What the exercise asks
Repeat every record below exactly, omitting any pictures.

Records supplied
⟨

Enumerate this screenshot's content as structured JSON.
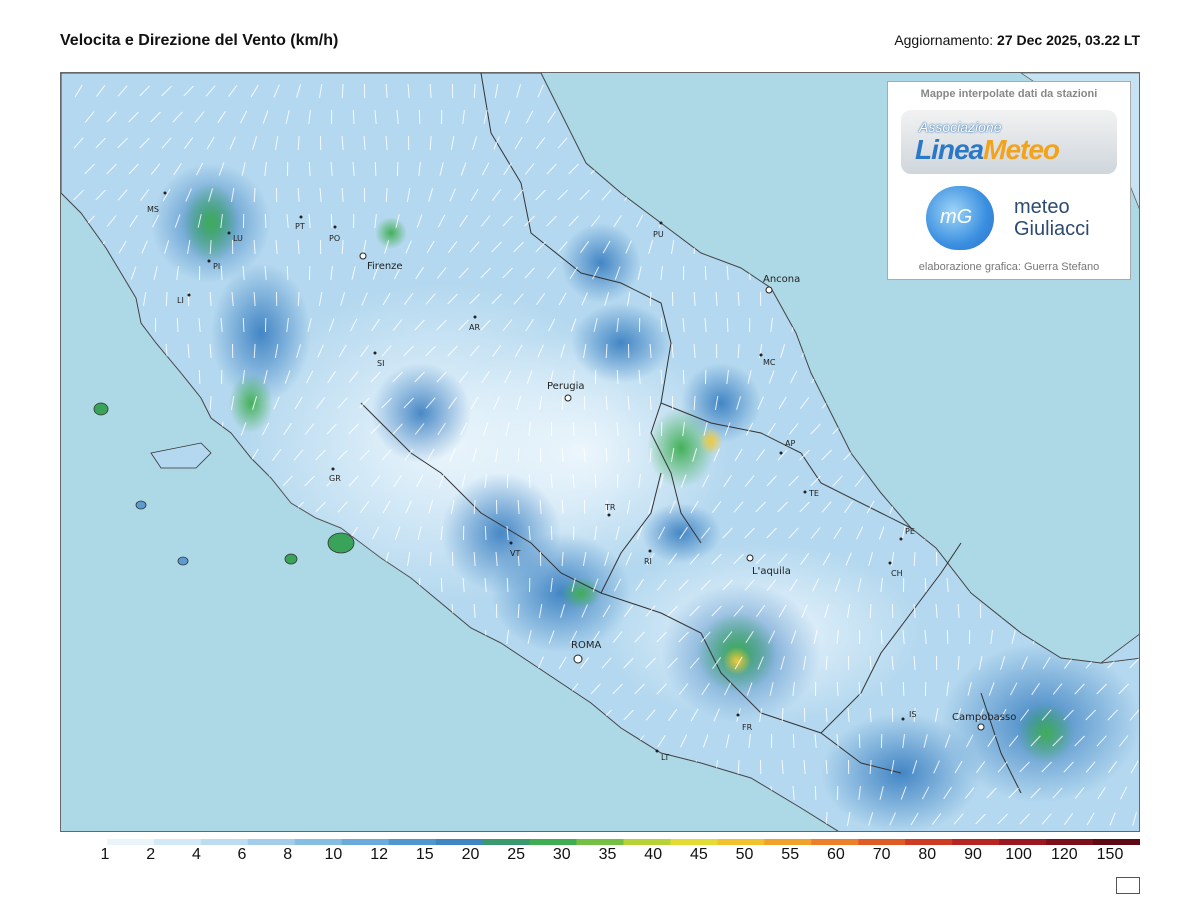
{
  "header": {
    "title": "Velocita e Direzione del Vento  (km/h)",
    "update_label": "Aggiornamento:",
    "update_value": "27 Dec 2025, 03.22 LT"
  },
  "logo_panel": {
    "heading": "Mappe interpolate dati da stazioni",
    "association_small": "Associazione",
    "brand_linea": "Linea",
    "brand_meteo": "Meteo",
    "mg_mark": "mG",
    "mg_line1": "meteo",
    "mg_line2": "Giuliacci",
    "credit": "elaborazione grafica: Guerra Stefano"
  },
  "colors": {
    "sea": "#add8e6",
    "land_light": "#d6ecf8",
    "land_mid": "#9ccbe8",
    "land_strong": "#5b9bd1",
    "green": "#3aa35a",
    "yellow": "#e8d23a"
  },
  "places": [
    {
      "name": "MS",
      "kind": "province"
    },
    {
      "name": "LU",
      "kind": "province"
    },
    {
      "name": "PT",
      "kind": "province"
    },
    {
      "name": "PO",
      "kind": "province"
    },
    {
      "name": "PI",
      "kind": "province"
    },
    {
      "name": "LI",
      "kind": "province"
    },
    {
      "name": "Firenze",
      "kind": "city"
    },
    {
      "name": "AR",
      "kind": "province"
    },
    {
      "name": "SI",
      "kind": "province"
    },
    {
      "name": "PU",
      "kind": "province"
    },
    {
      "name": "Ancona",
      "kind": "city"
    },
    {
      "name": "MC",
      "kind": "province"
    },
    {
      "name": "Perugia",
      "kind": "city"
    },
    {
      "name": "AP",
      "kind": "province"
    },
    {
      "name": "TE",
      "kind": "province"
    },
    {
      "name": "GR",
      "kind": "province"
    },
    {
      "name": "TR",
      "kind": "province"
    },
    {
      "name": "PE",
      "kind": "province"
    },
    {
      "name": "VT",
      "kind": "province"
    },
    {
      "name": "RI",
      "kind": "province"
    },
    {
      "name": "L'aquila",
      "kind": "city"
    },
    {
      "name": "CH",
      "kind": "province"
    },
    {
      "name": "ROMA",
      "kind": "city"
    },
    {
      "name": "FR",
      "kind": "province"
    },
    {
      "name": "IS",
      "kind": "province"
    },
    {
      "name": "Campobasso",
      "kind": "city"
    },
    {
      "name": "LT",
      "kind": "province"
    }
  ],
  "colorbar": {
    "labels": [
      "1",
      "2",
      "4",
      "6",
      "8",
      "10",
      "12",
      "15",
      "20",
      "25",
      "30",
      "35",
      "40",
      "45",
      "50",
      "55",
      "60",
      "70",
      "80",
      "90",
      "100",
      "120",
      "150"
    ],
    "colors": [
      "#ffffff",
      "#eaf4fb",
      "#d3e9f7",
      "#bcdcf2",
      "#a2cdeb",
      "#86bde3",
      "#6aabdb",
      "#5097cf",
      "#3f86c2",
      "#3a9a6e",
      "#3fae52",
      "#74c043",
      "#b7d235",
      "#e4dc32",
      "#f2c22e",
      "#f0a22a",
      "#ec7f28",
      "#e05a24",
      "#cf3a22",
      "#b82421",
      "#9d1720",
      "#7d0f1b",
      "#5e0a14"
    ]
  }
}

⟩

Task output
Enumerate this screenshot's content as structured JSON.
{
  "header": {
    "title": "Velocita e Direzione del Vento  (km/h)",
    "update_label": "Aggiornamento:",
    "update_value": "27 Dec 2025, 03.22 LT"
  },
  "logo_panel": {
    "heading": "Mappe interpolate dati da stazioni",
    "association_small": "Associazione",
    "brand_linea": "Linea",
    "brand_meteo": "Meteo",
    "mg_mark": "mG",
    "mg_line1": "meteo",
    "mg_line2": "Giuliacci",
    "credit": "elaborazione grafica: Guerra Stefano"
  },
  "colors": {
    "sea": "#add8e6",
    "land_light": "#d6ecf8",
    "land_mid": "#9ccbe8",
    "land_strong": "#5b9bd1",
    "green": "#3aa35a",
    "yellow": "#e8d23a"
  },
  "places": [
    {
      "name": "MS",
      "kind": "province"
    },
    {
      "name": "LU",
      "kind": "province"
    },
    {
      "name": "PT",
      "kind": "province"
    },
    {
      "name": "PO",
      "kind": "province"
    },
    {
      "name": "PI",
      "kind": "province"
    },
    {
      "name": "LI",
      "kind": "province"
    },
    {
      "name": "Firenze",
      "kind": "city"
    },
    {
      "name": "AR",
      "kind": "province"
    },
    {
      "name": "SI",
      "kind": "province"
    },
    {
      "name": "PU",
      "kind": "province"
    },
    {
      "name": "Ancona",
      "kind": "city"
    },
    {
      "name": "MC",
      "kind": "province"
    },
    {
      "name": "Perugia",
      "kind": "city"
    },
    {
      "name": "AP",
      "kind": "province"
    },
    {
      "name": "TE",
      "kind": "province"
    },
    {
      "name": "GR",
      "kind": "province"
    },
    {
      "name": "TR",
      "kind": "province"
    },
    {
      "name": "PE",
      "kind": "province"
    },
    {
      "name": "VT",
      "kind": "province"
    },
    {
      "name": "RI",
      "kind": "province"
    },
    {
      "name": "L'aquila",
      "kind": "city"
    },
    {
      "name": "CH",
      "kind": "province"
    },
    {
      "name": "ROMA",
      "kind": "city"
    },
    {
      "name": "FR",
      "kind": "province"
    },
    {
      "name": "IS",
      "kind": "province"
    },
    {
      "name": "Campobasso",
      "kind": "city"
    },
    {
      "name": "LT",
      "kind": "province"
    }
  ],
  "colorbar": {
    "labels": [
      "1",
      "2",
      "4",
      "6",
      "8",
      "10",
      "12",
      "15",
      "20",
      "25",
      "30",
      "35",
      "40",
      "45",
      "50",
      "55",
      "60",
      "70",
      "80",
      "90",
      "100",
      "120",
      "150"
    ],
    "colors": [
      "#ffffff",
      "#eaf4fb",
      "#d3e9f7",
      "#bcdcf2",
      "#a2cdeb",
      "#86bde3",
      "#6aabdb",
      "#5097cf",
      "#3f86c2",
      "#3a9a6e",
      "#3fae52",
      "#74c043",
      "#b7d235",
      "#e4dc32",
      "#f2c22e",
      "#f0a22a",
      "#ec7f28",
      "#e05a24",
      "#cf3a22",
      "#b82421",
      "#9d1720",
      "#7d0f1b",
      "#5e0a14"
    ]
  }
}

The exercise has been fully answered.